Count only the lines of the records that hold "đóng", then give the number without any other words.
* begin *
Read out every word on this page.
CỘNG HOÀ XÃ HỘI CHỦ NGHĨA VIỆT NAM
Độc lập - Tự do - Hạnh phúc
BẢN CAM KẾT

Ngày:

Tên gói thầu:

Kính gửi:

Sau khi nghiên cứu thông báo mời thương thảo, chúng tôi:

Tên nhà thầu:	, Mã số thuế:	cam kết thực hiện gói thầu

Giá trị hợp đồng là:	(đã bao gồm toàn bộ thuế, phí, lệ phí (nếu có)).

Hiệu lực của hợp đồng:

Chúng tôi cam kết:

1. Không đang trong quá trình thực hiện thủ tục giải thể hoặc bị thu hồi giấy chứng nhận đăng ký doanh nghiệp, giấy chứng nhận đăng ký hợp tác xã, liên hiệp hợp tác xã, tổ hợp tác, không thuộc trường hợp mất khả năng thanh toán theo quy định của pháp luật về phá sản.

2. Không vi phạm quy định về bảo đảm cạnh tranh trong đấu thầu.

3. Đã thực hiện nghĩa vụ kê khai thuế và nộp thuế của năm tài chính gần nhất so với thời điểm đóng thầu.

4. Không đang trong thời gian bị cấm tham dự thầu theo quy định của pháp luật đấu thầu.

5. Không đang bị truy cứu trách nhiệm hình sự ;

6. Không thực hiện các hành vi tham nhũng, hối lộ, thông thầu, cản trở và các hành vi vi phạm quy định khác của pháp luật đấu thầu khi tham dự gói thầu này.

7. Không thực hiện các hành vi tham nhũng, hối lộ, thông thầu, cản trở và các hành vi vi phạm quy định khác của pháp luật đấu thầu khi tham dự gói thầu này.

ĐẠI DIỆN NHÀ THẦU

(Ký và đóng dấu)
* end *
▶ FULL SOLUTION:
2